*TEXT SHOWN*:
- Delete Violates WP:NEO and WP:NOR. Shalom Hello 22:53, 25 July 2007 (UTC)
- Keep, recognized by sportsline, The SF Giants official website, and the official website of the Washington Nationals, and that's when I quit looking. Corvus cornix 22:57, 25 July 2007 (UTC)
- Keep - but make it more esplainitory as to how important that is to a team or something. --Rocksanddirt 23:13, 25 July 2007 (UTC)
- MERGE with 40-40 club and redirect. Consider merging all small sports-milestone "clubs" into one article per sport, with redirects. This should really be discussed on Wikipedia_talk:WikiProject_Baseball. This article was requested for creation in June of 2006. The current article appears to be an independent creation. If it is deleted, someone will request or recreate it sooner or later. MERGE will likely prevent this. originally unsigned, signed later by davidwr/(talk)/(contribs)/(e-mail) 02:27, 26 July 2007 (UTC)
- Merge per the unsigned comment above.--JForget 00:10, 26 July 2007 (UTC)
- Delete. What's next, the 1,000 stolen base club with just Rickey Henderson? The 500-win club with just Cy Young? —Wknight94 (talk) 01:05, 26 July 2007 (UTC)
- Delete There's simply way too much of these "clubs" for baseball. 3000, 400? They take pretty much any round number and a secondary category to show how good a player is. Delete because there is no articles about the "40-40-40" club. Corpx 02:36, 26 July 2007 (UTC)
- The correct clubs are the ones that are well-sourced. A-level clubs would be 3,000 hits, 500 home runs, 300 wins. Those are all automatic Hall of Fame clubs (or were before the steroid era) and are well-documented as such. B-level may be 30-30 and 40-40. Others can probably add few to that list. Outside of those, most baseball "clubs" are arbitrary or made up (this one leans towards the latter). —Wknight94 (talk) 02:49, 26 July 2007 (UTC)

*ACTIVITY*:
Copy the deletion discussion from "- MERGE with" up to and including "01:05, 26 July 2007 (UTC)", replacing "Rickey Henderson" with "Lou Brock". The material after the deletion discussion stands apart from it.

*SUPPLIED DATA*:
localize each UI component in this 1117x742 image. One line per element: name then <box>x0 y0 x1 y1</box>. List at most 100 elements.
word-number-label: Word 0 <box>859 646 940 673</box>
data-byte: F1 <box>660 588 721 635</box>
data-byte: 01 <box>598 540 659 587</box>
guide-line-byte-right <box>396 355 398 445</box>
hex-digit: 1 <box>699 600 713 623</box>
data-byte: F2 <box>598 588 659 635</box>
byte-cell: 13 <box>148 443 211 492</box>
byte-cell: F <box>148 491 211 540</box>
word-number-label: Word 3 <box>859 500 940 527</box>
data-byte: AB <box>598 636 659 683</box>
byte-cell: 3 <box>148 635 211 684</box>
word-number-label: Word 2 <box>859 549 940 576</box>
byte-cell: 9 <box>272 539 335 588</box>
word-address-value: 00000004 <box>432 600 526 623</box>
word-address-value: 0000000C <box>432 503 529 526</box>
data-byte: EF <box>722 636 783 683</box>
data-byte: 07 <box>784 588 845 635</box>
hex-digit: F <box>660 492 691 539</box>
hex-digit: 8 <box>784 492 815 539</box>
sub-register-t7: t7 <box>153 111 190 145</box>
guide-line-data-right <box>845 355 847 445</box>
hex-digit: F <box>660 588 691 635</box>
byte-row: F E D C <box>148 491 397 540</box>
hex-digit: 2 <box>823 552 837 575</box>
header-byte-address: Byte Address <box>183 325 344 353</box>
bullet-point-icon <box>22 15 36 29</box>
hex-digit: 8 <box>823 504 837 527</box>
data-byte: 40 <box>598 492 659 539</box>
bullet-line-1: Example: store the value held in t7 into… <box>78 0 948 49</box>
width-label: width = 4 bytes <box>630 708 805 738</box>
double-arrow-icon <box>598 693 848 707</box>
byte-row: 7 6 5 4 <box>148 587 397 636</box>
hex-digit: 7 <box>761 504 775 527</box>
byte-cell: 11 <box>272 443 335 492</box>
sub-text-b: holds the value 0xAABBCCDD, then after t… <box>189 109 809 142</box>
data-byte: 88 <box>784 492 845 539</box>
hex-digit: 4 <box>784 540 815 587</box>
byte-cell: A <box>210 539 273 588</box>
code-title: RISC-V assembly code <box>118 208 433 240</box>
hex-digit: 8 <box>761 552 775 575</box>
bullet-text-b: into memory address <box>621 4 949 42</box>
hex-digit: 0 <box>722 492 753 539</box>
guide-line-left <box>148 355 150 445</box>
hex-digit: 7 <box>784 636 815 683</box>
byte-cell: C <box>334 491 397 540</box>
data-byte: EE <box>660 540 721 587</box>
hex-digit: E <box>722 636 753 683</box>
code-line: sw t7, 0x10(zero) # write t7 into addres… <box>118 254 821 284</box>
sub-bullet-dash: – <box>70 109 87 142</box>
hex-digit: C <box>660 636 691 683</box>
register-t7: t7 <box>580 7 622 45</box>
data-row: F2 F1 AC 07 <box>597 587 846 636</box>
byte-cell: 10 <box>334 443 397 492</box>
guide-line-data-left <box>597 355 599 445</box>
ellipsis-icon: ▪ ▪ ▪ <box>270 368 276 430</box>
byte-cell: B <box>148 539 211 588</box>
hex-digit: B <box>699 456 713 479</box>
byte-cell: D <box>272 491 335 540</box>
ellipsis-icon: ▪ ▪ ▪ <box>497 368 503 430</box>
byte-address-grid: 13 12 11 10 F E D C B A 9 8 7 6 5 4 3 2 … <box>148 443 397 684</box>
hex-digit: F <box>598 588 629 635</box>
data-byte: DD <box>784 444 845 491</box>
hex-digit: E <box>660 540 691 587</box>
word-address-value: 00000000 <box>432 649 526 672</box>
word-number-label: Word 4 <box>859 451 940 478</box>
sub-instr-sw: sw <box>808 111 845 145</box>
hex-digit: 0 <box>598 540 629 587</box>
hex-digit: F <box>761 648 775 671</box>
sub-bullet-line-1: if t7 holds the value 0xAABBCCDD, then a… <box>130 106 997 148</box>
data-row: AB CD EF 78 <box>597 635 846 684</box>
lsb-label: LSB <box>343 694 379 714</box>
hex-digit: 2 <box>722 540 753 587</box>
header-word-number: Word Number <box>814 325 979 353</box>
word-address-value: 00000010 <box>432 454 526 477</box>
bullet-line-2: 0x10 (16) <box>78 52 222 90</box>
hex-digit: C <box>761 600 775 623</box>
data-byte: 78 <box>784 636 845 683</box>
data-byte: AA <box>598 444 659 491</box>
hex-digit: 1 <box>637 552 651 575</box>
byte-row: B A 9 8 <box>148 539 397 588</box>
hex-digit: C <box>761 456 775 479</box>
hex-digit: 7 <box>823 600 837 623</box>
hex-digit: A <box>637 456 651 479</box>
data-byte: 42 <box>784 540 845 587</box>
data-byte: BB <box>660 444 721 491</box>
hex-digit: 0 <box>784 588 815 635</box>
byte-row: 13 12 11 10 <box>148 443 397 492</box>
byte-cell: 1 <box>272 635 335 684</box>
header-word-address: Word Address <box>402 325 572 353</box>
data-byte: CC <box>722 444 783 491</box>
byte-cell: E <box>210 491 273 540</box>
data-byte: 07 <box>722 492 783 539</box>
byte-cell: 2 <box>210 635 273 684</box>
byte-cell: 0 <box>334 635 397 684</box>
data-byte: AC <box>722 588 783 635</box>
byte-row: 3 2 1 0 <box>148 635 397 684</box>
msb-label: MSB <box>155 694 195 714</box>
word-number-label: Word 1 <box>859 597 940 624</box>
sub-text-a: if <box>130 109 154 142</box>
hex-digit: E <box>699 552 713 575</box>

*SOLUTION FOR THIS TASK*:
- MERGE with 40-40 club and redirect. Consider merging all small sports-milestone "clubs" into one article per sport, with redirects. This should really be discussed on Wikipedia_talk:WikiProject_Baseball. This article was requested for creation in June of 2006. The current article appears to be an independent creation. If it is deleted, someone will request or recreate it sooner or later. MERGE will likely prevent this. originally unsigned, signed later by davidwr/(talk)/(contribs)/(e-mail) 02:27, 26 July 2007 (UTC)
- Merge per the unsigned comment above.--JForget 00:10, 26 July 2007 (UTC)
- Delete. What's next, the 1,000 stolen base club with just Lou Brock? The 500-win club with just Cy Young? —Wknight94 (talk) 01:05, 26 July 2007 (UTC)